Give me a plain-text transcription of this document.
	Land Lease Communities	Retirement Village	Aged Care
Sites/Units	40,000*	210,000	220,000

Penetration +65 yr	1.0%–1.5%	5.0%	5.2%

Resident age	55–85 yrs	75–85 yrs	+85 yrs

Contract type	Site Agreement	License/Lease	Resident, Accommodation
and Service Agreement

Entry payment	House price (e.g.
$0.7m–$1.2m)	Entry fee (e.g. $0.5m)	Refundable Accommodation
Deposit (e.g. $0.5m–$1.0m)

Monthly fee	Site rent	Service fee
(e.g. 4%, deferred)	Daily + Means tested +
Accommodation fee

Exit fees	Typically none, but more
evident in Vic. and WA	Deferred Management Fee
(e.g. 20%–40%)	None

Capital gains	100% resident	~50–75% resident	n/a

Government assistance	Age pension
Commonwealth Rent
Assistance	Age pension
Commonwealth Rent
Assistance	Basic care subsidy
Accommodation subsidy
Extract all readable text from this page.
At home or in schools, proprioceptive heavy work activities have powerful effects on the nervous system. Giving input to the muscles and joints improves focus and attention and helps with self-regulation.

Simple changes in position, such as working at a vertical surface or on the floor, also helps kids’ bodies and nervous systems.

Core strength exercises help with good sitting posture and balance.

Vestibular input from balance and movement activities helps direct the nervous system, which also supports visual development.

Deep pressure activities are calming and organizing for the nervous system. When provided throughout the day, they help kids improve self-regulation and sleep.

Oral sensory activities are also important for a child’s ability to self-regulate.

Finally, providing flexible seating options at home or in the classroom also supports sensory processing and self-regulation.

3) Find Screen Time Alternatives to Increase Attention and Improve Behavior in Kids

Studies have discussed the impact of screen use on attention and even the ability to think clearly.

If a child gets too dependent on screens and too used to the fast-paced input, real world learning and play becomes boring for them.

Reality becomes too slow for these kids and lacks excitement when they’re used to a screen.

------------------------

Copy the records above exactly as they appear.

Give me a plain-text transcription of this document.
	Land Lease Communities	Retirement Village	Aged Care
Sites/Units	40,000*	210,000	220,000

Penetration +65 yr	1.0%–1.5%	5.0%	5.2%

Resident age	55–85 yrs	75–85 yrs	+85 yrs

Contract type	Site Agreement	License/Lease	Resident, Accommodation
and Service Agreement

Entry payment	House price (e.g.
$0.7m–$1.2m)	Entry fee (e.g. $0.5m)	Refundable Accommodation
Deposit (e.g. $0.5m–$1.0m)

Monthly fee	Site rent	Service fee
(e.g. 4%, deferred)	Daily + Means tested +
Accommodation fee

Exit fees	Typically none, but more
evident in Vic. and WA	Deferred Management Fee
(e.g. 20%–40%)	None

Capital gains	100% resident	~50–75% resident	n/a

Government assistance	Age pension
Commonwealth Rent
Assistance	Age pension
Commonwealth Rent
Assistance	Basic care subsidy
Accommodation subsidy
Extract all readable text from this page.
At home or in schools, proprioceptive heavy work activities have powerful effects on the nervous system. Giving input to the muscles and joints improves focus and attention and helps with self-regulation.

Simple changes in position, such as working at a vertical surface or on the floor, also helps kids’ bodies and nervous systems.

Core strength exercises help with good sitting posture and balance.

Vestibular input from balance and movement activities helps direct the nervous system, which also supports visual development.

Deep pressure activities are calming and organizing for the nervous system. When provided throughout the day, they help kids improve self-regulation and sleep.

Oral sensory activities are also important for a child’s ability to self-regulate.

Finally, providing flexible seating options at home or in the classroom also supports sensory processing and self-regulation.

3) Find Screen Time Alternatives to Increase Attention and Improve Behavior in Kids

Studies have discussed the impact of screen use on attention and even the ability to think clearly.

If a child gets too dependent on screens and too used to the fast-paced input, real world learning and play becomes boring for them.

Reality becomes too slow for these kids and lacks excitement when they’re used to a screen.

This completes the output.